━━ Records provided

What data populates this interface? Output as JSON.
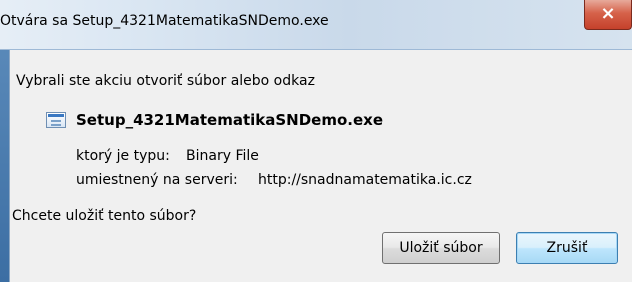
{
  "window": {
    "title": "Otvára sa Setup_4321MatematikaSNDemo.exe",
    "close_icon": "×"
  },
  "dialog": {
    "intro": "Vybrali ste akciu otvoriť súbor alebo odkaz",
    "file_icon": "exe-file-icon",
    "filename": "Setup_4321MatematikaSNDemo.exe",
    "type_label": "ktorý je typu:",
    "type_value": "Binary File",
    "server_label": "umiestnený na serveri:",
    "server_value": "http://snadnamatematika.ic.cz",
    "question": "Chcete uložiť tento súbor?",
    "buttons": {
      "save": "Uložiť súbor",
      "cancel": "Zrušiť"
    }
  }
}
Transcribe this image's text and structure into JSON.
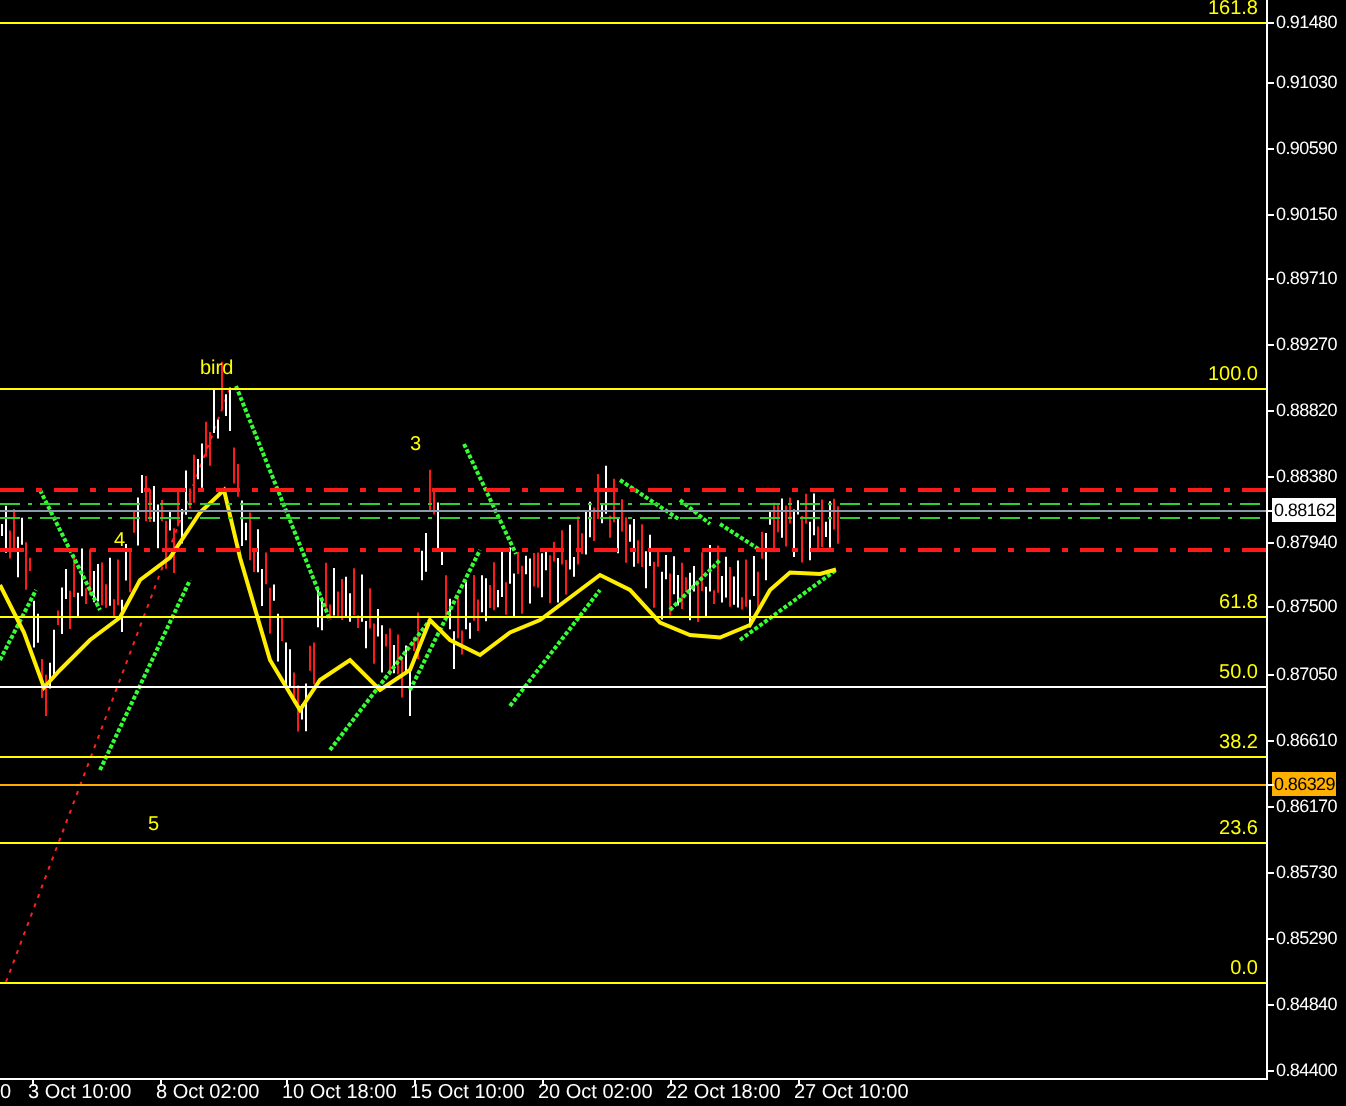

━━━━

## [Instructions to follow]
Copy out the data above exactly, except the pictures.

## [Exercise output]
What data populates this interface? Output as JSON.
{
  "window": {
    "title": "Otvára sa Setup_4321MatematikaSNDemo.exe",
    "close_icon": "×"
  },
  "dialog": {
    "intro": "Vybrali ste akciu otvoriť súbor alebo odkaz",
    "file_icon": "exe-file-icon",
    "filename": "Setup_4321MatematikaSNDemo.exe",
    "type_label": "ktorý je typu:",
    "type_value": "Binary File",
    "server_label": "umiestnený na serveri:",
    "server_value": "http://snadnamatematika.ic.cz",
    "question": "Chcete uložiť tento súbor?",
    "buttons": {
      "save": "Uložiť súbor",
      "cancel": "Zrušiť"
    }
  }
}
Transcribe this image's text and structure into JSON.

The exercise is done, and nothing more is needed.